» **Problem description**:
In the material below, identify each line bearing the word "HIKP". Reproduce those lines.

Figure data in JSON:
***
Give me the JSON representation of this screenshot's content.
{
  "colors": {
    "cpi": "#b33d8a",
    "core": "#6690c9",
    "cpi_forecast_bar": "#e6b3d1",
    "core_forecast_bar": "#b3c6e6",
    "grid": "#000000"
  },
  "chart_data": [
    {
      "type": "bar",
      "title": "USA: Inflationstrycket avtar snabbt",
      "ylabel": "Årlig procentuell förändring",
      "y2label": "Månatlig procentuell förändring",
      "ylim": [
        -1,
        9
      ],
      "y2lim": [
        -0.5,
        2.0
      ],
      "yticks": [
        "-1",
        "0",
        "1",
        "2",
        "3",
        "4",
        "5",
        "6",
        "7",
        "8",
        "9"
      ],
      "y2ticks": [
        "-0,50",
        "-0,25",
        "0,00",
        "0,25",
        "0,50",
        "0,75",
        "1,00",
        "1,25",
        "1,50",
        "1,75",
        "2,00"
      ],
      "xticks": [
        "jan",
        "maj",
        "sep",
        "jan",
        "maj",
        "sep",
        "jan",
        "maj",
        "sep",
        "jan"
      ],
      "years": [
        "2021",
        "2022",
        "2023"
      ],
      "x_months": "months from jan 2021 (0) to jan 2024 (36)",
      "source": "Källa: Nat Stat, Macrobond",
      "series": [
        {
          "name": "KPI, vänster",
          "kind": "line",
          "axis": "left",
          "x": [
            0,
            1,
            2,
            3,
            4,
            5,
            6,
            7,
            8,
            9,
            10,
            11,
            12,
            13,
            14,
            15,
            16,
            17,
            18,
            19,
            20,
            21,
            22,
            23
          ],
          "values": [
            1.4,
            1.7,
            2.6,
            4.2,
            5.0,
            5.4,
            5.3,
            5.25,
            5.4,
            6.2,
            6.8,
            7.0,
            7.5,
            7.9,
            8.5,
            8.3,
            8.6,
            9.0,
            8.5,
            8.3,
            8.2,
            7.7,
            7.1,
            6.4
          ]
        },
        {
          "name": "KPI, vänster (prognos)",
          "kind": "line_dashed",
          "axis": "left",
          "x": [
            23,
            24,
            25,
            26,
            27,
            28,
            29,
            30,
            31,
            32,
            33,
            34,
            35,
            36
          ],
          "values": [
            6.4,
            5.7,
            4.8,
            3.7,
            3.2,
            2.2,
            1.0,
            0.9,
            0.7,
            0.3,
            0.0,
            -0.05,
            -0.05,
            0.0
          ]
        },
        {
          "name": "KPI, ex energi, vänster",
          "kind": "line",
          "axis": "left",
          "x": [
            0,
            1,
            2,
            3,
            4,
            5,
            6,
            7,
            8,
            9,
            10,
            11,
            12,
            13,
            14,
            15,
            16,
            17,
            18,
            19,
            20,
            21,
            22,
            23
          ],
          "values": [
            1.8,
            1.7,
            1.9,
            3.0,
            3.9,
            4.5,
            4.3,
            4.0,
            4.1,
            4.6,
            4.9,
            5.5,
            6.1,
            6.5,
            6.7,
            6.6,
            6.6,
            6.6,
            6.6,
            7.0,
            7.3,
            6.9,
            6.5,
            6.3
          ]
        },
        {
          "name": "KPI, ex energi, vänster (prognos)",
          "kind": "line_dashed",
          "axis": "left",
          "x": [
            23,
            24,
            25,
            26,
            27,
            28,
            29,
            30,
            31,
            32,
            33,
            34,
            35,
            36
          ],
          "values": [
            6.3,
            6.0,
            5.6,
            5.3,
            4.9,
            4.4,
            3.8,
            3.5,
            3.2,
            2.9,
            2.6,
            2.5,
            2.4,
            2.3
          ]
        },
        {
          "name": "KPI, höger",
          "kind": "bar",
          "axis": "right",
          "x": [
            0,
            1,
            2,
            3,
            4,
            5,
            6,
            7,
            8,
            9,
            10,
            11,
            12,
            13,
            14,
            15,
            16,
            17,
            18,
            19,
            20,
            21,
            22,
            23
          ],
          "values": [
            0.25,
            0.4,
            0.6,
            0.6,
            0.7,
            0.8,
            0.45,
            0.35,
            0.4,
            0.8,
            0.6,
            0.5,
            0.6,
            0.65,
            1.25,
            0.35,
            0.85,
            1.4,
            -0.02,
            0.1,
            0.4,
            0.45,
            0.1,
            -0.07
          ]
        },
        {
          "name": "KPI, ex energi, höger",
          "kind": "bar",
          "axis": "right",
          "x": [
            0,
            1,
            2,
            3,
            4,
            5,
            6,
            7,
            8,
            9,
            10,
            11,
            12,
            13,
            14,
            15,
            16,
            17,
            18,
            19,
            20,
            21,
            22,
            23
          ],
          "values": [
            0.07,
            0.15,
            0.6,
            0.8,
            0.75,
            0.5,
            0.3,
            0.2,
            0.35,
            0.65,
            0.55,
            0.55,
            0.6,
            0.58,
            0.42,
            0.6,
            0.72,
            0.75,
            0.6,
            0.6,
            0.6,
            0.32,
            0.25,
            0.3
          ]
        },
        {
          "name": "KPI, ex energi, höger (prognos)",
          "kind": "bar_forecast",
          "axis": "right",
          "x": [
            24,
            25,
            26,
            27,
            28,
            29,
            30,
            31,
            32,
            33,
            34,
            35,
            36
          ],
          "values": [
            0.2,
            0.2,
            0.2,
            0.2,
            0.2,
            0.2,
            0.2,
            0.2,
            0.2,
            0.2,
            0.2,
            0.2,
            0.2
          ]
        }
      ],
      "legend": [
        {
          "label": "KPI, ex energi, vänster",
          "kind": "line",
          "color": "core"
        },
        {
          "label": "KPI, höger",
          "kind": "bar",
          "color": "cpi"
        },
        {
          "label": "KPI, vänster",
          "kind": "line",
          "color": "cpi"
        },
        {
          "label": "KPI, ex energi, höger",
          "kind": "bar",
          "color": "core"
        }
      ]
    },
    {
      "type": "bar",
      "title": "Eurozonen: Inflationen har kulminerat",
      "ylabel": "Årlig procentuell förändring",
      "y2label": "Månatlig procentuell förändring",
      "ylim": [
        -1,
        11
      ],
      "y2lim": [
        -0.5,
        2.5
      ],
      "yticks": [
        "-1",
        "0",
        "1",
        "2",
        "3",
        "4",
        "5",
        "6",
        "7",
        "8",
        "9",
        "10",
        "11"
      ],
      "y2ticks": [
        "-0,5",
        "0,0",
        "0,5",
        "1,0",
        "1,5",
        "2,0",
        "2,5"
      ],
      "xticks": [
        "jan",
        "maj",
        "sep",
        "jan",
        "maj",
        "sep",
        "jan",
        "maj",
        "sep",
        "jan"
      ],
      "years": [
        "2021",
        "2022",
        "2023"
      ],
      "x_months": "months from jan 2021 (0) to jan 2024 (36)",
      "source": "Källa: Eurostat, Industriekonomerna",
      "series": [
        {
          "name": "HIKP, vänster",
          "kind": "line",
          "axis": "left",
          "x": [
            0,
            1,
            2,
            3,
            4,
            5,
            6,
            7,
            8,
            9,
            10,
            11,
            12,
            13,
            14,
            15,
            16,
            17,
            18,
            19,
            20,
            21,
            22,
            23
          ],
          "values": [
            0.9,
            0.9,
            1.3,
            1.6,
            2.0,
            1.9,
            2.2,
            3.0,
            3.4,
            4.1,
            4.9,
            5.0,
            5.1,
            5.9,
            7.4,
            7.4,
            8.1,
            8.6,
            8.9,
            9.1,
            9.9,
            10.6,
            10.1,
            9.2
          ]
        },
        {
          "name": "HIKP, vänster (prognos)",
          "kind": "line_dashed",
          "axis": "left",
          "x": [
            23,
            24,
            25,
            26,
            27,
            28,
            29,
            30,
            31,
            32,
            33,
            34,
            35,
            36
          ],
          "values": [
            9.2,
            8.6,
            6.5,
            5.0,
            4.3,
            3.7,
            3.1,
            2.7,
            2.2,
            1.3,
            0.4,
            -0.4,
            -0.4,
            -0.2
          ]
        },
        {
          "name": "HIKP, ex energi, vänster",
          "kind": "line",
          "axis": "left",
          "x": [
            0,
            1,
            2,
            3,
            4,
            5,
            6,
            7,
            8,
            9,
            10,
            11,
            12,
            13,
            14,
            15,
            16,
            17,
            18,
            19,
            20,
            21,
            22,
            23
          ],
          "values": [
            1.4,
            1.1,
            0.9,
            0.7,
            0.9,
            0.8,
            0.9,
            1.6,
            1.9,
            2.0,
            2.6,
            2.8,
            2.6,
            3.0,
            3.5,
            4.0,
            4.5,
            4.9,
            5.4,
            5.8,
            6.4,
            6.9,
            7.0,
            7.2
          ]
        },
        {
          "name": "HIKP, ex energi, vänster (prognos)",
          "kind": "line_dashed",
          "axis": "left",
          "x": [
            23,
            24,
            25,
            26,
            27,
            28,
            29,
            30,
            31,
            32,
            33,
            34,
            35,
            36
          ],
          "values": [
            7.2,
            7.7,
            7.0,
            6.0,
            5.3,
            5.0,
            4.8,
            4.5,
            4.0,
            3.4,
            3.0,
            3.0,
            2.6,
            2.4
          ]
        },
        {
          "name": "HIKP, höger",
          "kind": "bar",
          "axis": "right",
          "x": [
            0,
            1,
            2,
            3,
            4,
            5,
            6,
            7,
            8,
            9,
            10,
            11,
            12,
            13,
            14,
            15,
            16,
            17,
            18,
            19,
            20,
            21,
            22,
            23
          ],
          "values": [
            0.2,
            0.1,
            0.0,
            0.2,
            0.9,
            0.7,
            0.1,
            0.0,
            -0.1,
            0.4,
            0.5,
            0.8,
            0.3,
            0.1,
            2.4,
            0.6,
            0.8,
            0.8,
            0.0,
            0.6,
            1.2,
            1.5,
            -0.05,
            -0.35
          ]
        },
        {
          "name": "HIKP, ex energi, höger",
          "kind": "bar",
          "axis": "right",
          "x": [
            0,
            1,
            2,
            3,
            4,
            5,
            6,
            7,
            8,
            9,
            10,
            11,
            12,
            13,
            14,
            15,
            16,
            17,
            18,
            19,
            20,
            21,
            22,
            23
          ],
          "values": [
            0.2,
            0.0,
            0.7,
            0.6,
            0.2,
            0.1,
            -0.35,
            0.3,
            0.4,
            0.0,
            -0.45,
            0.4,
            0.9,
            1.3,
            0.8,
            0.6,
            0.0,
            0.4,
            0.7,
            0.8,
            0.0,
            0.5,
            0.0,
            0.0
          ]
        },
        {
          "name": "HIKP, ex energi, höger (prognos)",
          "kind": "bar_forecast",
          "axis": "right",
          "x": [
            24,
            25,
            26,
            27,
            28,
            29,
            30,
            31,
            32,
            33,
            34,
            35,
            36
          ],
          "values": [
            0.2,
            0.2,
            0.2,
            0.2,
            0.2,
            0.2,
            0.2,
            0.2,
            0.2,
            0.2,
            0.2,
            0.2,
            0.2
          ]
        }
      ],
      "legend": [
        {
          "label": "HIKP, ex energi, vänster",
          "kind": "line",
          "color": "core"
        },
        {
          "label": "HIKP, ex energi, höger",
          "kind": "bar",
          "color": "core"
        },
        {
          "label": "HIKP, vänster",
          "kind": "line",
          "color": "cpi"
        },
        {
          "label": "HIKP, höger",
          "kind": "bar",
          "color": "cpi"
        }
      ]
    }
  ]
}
***
» **Answer to this task**:
          "name": "HIKP, vänster",
          "name": "HIKP, vänster (prognos)",
          "name": "HIKP, ex energi, vänster",
          "name": "HIKP, ex energi, vänster (prognos)",
          "name": "HIKP, höger",
          "name": "HIKP, ex energi, höger",
          "name": "HIKP, ex energi, höger (prognos)",
          "label": "HIKP, ex energi, vänster",
          "label": "HIKP, ex energi, höger",
          "label": "HIKP, vänster",
          "label": "HIKP, höger",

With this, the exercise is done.